WHAT THE EXERCISE ASKS:
Quote every line as given.

(Items from a dataset)
"""

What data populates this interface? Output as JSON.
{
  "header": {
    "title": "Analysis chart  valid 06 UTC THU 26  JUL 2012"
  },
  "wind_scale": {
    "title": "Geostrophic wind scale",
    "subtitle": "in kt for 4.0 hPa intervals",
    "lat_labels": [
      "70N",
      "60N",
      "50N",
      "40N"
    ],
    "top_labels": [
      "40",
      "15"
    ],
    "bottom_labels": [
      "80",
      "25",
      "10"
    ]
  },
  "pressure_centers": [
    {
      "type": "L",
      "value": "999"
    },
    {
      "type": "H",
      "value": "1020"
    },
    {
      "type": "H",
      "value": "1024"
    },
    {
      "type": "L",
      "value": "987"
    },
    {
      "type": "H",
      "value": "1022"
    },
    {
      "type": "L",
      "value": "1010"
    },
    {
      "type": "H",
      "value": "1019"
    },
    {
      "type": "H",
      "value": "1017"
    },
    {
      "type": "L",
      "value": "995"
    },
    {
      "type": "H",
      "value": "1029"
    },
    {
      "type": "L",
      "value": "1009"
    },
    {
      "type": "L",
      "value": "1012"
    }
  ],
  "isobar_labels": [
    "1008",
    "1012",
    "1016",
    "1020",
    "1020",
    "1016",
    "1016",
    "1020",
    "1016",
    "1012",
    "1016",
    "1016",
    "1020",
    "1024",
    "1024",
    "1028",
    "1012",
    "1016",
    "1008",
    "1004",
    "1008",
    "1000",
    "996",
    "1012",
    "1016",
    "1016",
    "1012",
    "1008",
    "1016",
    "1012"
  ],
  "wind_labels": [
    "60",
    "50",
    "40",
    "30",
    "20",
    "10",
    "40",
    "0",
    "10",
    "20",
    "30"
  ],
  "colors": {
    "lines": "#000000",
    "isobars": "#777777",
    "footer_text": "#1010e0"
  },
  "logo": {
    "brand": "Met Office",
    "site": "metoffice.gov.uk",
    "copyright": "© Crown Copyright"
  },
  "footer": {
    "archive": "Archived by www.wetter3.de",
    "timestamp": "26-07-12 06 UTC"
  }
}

"""

RESPONSE TO THIS TASK:
What data populates this interface? Output as JSON.
{
  "header": {
    "title": "Analysis chart  valid 06 UTC THU 26  JUL 2012"
  },
  "wind_scale": {
    "title": "Geostrophic wind scale",
    "subtitle": "in kt for 4.0 hPa intervals",
    "lat_labels": [
      "70N",
      "60N",
      "50N",
      "40N"
    ],
    "top_labels": [
      "40",
      "15"
    ],
    "bottom_labels": [
      "80",
      "25",
      "10"
    ]
  },
  "pressure_centers": [
    {
      "type": "L",
      "value": "999"
    },
    {
      "type": "H",
      "value": "1020"
    },
    {
      "type": "H",
      "value": "1024"
    },
    {
      "type": "L",
      "value": "987"
    },
    {
      "type": "H",
      "value": "1022"
    },
    {
      "type": "L",
      "value": "1010"
    },
    {
      "type": "H",
      "value": "1019"
    },
    {
      "type": "H",
      "value": "1017"
    },
    {
      "type": "L",
      "value": "995"
    },
    {
      "type": "H",
      "value": "1029"
    },
    {
      "type": "L",
      "value": "1009"
    },
    {
      "type": "L",
      "value": "1012"
    }
  ],
  "isobar_labels": [
    "1008",
    "1012",
    "1016",
    "1020",
    "1020",
    "1016",
    "1016",
    "1020",
    "1016",
    "1012",
    "1016",
    "1016",
    "1020",
    "1024",
    "1024",
    "1028",
    "1012",
    "1016",
    "1008",
    "1004",
    "1008",
    "1000",
    "996",
    "1012",
    "1016",
    "1016",
    "1012",
    "1008",
    "1016",
    "1012"
  ],
  "wind_labels": [
    "60",
    "50",
    "40",
    "30",
    "20",
    "10",
    "40",
    "0",
    "10",
    "20",
    "30"
  ],
  "colors": {
    "lines": "#000000",
    "isobars": "#777777",
    "footer_text": "#1010e0"
  },
  "logo": {
    "brand": "Met Office",
    "site": "metoffice.gov.uk",
    "copyright": "© Crown Copyright"
  },
  "footer": {
    "archive": "Archived by www.wetter3.de",
    "timestamp": "26-07-12 06 UTC"
  }
}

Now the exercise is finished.